§ Task prompt
All entries are to be given again verbatim.

§ Provided information
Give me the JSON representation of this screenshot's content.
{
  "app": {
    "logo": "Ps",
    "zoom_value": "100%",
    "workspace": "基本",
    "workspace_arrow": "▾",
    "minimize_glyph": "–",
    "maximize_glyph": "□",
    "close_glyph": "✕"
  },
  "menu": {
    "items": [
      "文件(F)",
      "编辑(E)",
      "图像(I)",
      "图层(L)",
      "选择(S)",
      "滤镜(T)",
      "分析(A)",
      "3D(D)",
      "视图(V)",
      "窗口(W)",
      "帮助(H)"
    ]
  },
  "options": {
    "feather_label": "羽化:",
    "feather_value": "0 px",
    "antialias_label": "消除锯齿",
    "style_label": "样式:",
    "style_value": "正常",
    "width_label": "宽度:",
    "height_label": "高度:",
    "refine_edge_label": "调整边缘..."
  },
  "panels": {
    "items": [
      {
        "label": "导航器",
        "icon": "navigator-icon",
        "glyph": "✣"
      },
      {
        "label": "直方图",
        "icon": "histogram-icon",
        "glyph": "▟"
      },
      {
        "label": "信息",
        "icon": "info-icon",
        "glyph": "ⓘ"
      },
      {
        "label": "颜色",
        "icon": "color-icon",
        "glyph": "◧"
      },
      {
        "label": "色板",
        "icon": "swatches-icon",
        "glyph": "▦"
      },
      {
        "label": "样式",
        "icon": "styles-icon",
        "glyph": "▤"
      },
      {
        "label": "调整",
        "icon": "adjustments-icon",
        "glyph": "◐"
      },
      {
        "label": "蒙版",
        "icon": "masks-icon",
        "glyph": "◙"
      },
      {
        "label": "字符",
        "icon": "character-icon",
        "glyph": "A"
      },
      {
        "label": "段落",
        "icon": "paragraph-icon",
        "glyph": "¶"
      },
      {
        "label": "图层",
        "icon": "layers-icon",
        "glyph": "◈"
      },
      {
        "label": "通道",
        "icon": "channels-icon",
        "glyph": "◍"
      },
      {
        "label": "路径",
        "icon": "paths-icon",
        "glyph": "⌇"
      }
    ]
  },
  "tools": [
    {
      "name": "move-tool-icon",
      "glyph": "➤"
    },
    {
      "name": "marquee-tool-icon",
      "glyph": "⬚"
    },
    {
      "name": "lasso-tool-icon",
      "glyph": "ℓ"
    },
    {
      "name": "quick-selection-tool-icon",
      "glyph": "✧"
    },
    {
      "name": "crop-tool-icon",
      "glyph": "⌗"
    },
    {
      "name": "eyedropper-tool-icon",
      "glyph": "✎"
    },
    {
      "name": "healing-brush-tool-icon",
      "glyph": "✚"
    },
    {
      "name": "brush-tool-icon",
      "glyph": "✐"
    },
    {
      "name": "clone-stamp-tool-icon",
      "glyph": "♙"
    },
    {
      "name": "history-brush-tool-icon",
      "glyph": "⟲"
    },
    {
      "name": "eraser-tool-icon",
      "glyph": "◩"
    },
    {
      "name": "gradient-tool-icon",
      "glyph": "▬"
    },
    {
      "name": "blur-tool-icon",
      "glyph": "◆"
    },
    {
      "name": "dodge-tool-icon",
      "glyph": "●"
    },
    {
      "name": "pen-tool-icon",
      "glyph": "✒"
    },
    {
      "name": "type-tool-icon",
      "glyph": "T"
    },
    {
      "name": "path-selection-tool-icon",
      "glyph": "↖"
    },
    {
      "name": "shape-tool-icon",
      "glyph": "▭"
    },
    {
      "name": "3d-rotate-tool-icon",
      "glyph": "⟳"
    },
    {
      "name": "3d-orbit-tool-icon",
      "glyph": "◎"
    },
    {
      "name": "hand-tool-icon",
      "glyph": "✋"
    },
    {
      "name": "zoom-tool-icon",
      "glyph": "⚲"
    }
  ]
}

§ The reply
Give me the JSON representation of this screenshot's content.
{
  "app": {
    "logo": "Ps",
    "zoom_value": "100%",
    "workspace": "基本",
    "workspace_arrow": "▾",
    "minimize_glyph": "–",
    "maximize_glyph": "□",
    "close_glyph": "✕"
  },
  "menu": {
    "items": [
      "文件(F)",
      "编辑(E)",
      "图像(I)",
      "图层(L)",
      "选择(S)",
      "滤镜(T)",
      "分析(A)",
      "3D(D)",
      "视图(V)",
      "窗口(W)",
      "帮助(H)"
    ]
  },
  "options": {
    "feather_label": "羽化:",
    "feather_value": "0 px",
    "antialias_label": "消除锯齿",
    "style_label": "样式:",
    "style_value": "正常",
    "width_label": "宽度:",
    "height_label": "高度:",
    "refine_edge_label": "调整边缘..."
  },
  "panels": {
    "items": [
      {
        "label": "导航器",
        "icon": "navigator-icon",
        "glyph": "✣"
      },
      {
        "label": "直方图",
        "icon": "histogram-icon",
        "glyph": "▟"
      },
      {
        "label": "信息",
        "icon": "info-icon",
        "glyph": "ⓘ"
      },
      {
        "label": "颜色",
        "icon": "color-icon",
        "glyph": "◧"
      },
      {
        "label": "色板",
        "icon": "swatches-icon",
        "glyph": "▦"
      },
      {
        "label": "样式",
        "icon": "styles-icon",
        "glyph": "▤"
      },
      {
        "label": "调整",
        "icon": "adjustments-icon",
        "glyph": "◐"
      },
      {
        "label": "蒙版",
        "icon": "masks-icon",
        "glyph": "◙"
      },
      {
        "label": "字符",
        "icon": "character-icon",
        "glyph": "A"
      },
      {
        "label": "段落",
        "icon": "paragraph-icon",
        "glyph": "¶"
      },
      {
        "label": "图层",
        "icon": "layers-icon",
        "glyph": "◈"
      },
      {
        "label": "通道",
        "icon": "channels-icon",
        "glyph": "◍"
      },
      {
        "label": "路径",
        "icon": "paths-icon",
        "glyph": "⌇"
      }
    ]
  },
  "tools": [
    {
      "name": "move-tool-icon",
      "glyph": "➤"
    },
    {
      "name": "marquee-tool-icon",
      "glyph": "⬚"
    },
    {
      "name": "lasso-tool-icon",
      "glyph": "ℓ"
    },
    {
      "name": "quick-selection-tool-icon",
      "glyph": "✧"
    },
    {
      "name": "crop-tool-icon",
      "glyph": "⌗"
    },
    {
      "name": "eyedropper-tool-icon",
      "glyph": "✎"
    },
    {
      "name": "healing-brush-tool-icon",
      "glyph": "✚"
    },
    {
      "name": "brush-tool-icon",
      "glyph": "✐"
    },
    {
      "name": "clone-stamp-tool-icon",
      "glyph": "♙"
    },
    {
      "name": "history-brush-tool-icon",
      "glyph": "⟲"
    },
    {
      "name": "eraser-tool-icon",
      "glyph": "◩"
    },
    {
      "name": "gradient-tool-icon",
      "glyph": "▬"
    },
    {
      "name": "blur-tool-icon",
      "glyph": "◆"
    },
    {
      "name": "dodge-tool-icon",
      "glyph": "●"
    },
    {
      "name": "pen-tool-icon",
      "glyph": "✒"
    },
    {
      "name": "type-tool-icon",
      "glyph": "T"
    },
    {
      "name": "path-selection-tool-icon",
      "glyph": "↖"
    },
    {
      "name": "shape-tool-icon",
      "glyph": "▭"
    },
    {
      "name": "3d-rotate-tool-icon",
      "glyph": "⟳"
    },
    {
      "name": "3d-orbit-tool-icon",
      "glyph": "◎"
    },
    {
      "name": "hand-tool-icon",
      "glyph": "✋"
    },
    {
      "name": "zoom-tool-icon",
      "glyph": "⚲"
    }
  ]
}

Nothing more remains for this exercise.